▸ Goal:
Check every line of the entries that follow, and copy the ones containing "category".
━━ Supplied material
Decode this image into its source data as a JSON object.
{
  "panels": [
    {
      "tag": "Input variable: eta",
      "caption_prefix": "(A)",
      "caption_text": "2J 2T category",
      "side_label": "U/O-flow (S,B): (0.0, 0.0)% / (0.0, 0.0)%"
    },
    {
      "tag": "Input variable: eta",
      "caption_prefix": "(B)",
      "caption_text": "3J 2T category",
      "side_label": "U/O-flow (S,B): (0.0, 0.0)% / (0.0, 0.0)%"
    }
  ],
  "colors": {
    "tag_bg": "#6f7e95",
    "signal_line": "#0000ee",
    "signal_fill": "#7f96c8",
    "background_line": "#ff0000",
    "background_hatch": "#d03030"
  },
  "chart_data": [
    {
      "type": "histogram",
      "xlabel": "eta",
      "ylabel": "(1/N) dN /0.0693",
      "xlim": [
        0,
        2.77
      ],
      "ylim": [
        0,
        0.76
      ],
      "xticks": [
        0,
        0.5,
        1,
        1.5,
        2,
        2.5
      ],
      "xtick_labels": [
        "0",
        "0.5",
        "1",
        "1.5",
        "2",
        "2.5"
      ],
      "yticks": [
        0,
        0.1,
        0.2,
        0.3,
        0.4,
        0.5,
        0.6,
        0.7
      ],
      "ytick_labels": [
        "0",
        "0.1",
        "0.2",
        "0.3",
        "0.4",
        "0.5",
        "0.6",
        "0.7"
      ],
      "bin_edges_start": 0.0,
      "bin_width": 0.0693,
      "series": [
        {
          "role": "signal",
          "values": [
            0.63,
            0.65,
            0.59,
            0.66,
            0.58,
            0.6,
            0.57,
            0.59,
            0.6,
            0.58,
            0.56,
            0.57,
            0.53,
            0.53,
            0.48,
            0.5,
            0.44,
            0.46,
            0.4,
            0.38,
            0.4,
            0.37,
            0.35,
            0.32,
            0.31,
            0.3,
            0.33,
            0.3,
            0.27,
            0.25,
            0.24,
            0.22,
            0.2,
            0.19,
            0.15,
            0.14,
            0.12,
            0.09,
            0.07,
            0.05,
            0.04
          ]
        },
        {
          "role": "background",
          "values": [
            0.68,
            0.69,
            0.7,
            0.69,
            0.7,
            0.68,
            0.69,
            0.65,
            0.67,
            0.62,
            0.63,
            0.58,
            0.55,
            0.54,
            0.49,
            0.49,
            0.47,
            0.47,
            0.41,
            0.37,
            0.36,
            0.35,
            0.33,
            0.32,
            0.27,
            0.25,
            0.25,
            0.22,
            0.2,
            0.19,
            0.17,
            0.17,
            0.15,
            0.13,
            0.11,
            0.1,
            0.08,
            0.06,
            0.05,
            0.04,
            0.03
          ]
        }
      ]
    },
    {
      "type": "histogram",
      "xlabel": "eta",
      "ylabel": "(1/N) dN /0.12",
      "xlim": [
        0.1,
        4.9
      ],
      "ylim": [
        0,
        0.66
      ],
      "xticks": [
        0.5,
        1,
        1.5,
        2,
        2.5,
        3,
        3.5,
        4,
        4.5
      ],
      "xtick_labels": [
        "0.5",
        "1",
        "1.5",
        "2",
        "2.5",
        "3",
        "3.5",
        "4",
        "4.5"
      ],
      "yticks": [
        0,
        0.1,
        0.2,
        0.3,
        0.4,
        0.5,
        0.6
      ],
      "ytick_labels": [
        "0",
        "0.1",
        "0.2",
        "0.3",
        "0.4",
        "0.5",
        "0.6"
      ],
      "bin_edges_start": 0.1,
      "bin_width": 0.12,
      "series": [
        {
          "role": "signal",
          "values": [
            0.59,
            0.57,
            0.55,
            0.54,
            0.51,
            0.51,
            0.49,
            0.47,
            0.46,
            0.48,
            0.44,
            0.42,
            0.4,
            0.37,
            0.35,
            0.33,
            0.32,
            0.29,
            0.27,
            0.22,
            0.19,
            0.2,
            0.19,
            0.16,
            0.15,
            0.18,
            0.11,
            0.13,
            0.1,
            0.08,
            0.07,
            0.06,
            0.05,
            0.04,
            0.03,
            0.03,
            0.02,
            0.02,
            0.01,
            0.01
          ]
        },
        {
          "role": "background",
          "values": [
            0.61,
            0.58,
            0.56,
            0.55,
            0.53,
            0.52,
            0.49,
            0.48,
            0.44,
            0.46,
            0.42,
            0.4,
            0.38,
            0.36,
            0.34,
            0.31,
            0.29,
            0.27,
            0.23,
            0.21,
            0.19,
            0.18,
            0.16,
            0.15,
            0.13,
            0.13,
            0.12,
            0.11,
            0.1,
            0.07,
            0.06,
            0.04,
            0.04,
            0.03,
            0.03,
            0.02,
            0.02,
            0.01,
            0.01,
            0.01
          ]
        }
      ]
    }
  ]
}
━━━━
━━ Supplied material
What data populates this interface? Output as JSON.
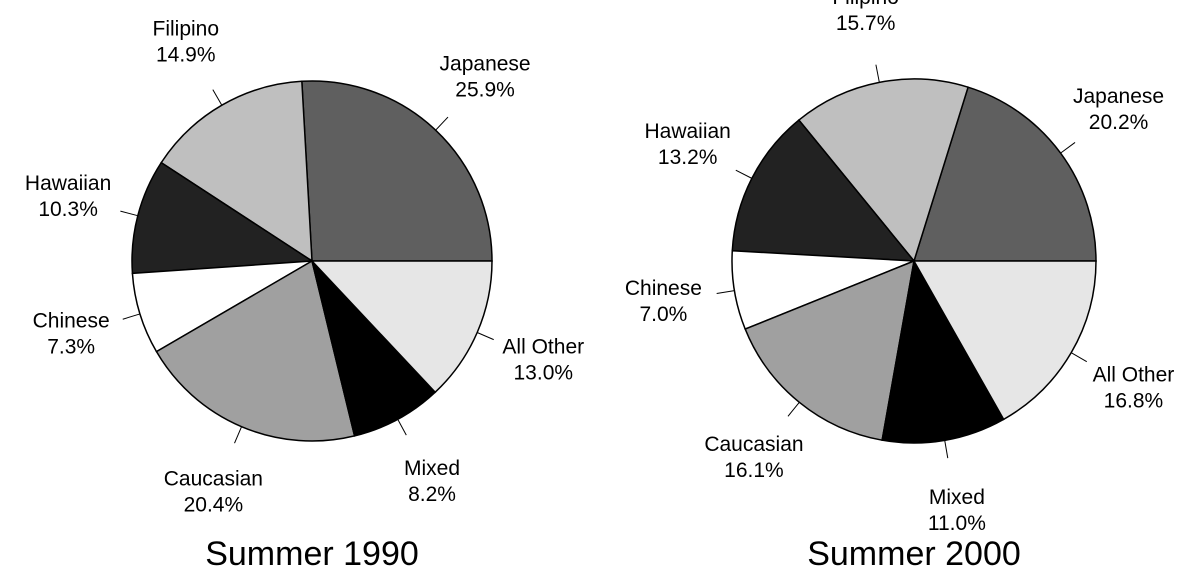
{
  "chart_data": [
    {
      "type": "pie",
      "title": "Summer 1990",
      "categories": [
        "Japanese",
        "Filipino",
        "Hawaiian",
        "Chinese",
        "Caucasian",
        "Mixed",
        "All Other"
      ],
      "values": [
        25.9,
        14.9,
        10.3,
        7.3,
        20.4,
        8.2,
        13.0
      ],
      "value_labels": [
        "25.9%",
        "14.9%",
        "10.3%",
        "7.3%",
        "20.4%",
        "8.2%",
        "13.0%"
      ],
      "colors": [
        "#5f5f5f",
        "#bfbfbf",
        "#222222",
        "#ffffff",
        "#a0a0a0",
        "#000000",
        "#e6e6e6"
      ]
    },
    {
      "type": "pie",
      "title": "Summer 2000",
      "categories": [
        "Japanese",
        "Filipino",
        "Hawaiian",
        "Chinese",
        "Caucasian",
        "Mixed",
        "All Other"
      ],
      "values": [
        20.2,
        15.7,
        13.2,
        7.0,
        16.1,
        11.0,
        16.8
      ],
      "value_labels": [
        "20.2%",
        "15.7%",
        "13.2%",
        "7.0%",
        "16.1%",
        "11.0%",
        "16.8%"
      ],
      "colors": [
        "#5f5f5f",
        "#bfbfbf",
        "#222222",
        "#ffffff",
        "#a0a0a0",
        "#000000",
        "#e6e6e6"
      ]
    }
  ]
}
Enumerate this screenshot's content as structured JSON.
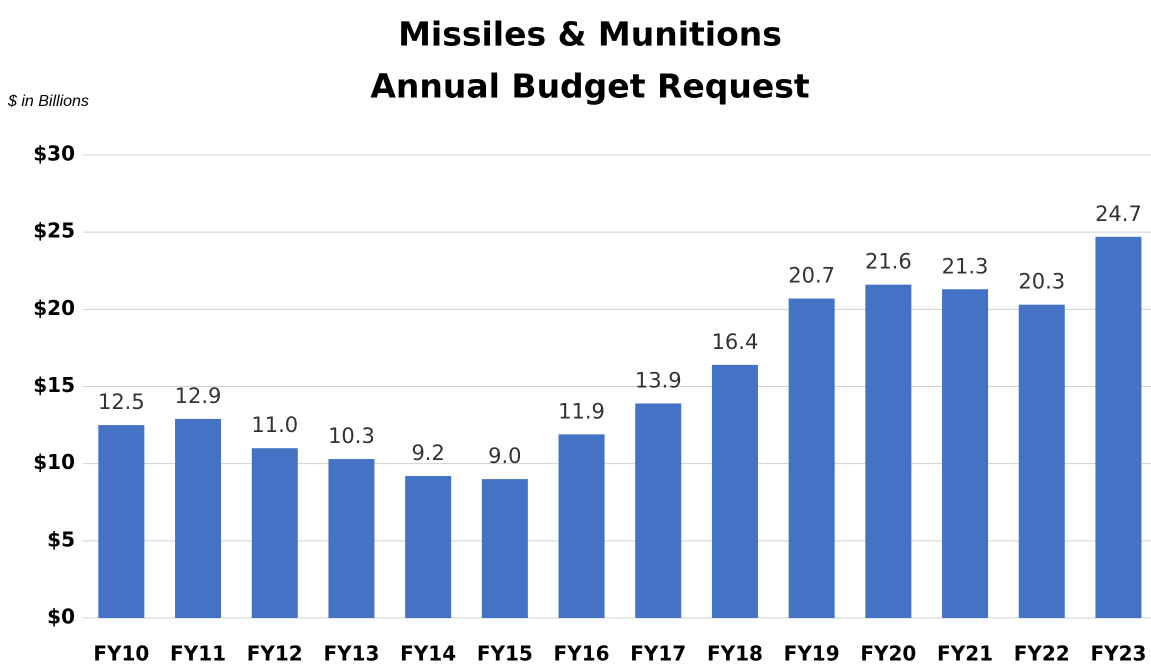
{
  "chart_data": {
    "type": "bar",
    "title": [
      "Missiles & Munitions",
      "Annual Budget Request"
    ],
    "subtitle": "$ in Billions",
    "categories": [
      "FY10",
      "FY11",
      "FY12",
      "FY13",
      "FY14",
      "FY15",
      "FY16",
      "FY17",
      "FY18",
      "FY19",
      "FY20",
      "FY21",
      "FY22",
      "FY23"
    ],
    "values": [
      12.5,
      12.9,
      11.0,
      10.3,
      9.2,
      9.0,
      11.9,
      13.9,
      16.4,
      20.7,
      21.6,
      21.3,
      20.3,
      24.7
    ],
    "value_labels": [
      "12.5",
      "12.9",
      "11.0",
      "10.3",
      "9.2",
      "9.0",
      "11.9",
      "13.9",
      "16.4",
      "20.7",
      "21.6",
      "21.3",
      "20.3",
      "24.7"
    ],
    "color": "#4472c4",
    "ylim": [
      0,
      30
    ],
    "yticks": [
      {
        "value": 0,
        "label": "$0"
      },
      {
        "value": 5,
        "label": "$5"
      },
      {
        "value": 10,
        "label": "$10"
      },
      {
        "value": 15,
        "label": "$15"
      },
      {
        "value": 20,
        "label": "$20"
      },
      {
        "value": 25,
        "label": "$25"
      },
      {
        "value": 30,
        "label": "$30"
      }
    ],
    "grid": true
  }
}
━━━━
▸ Written reply:
      "caption_text": "2J 2T category",
      "caption_text": "3J 2T category",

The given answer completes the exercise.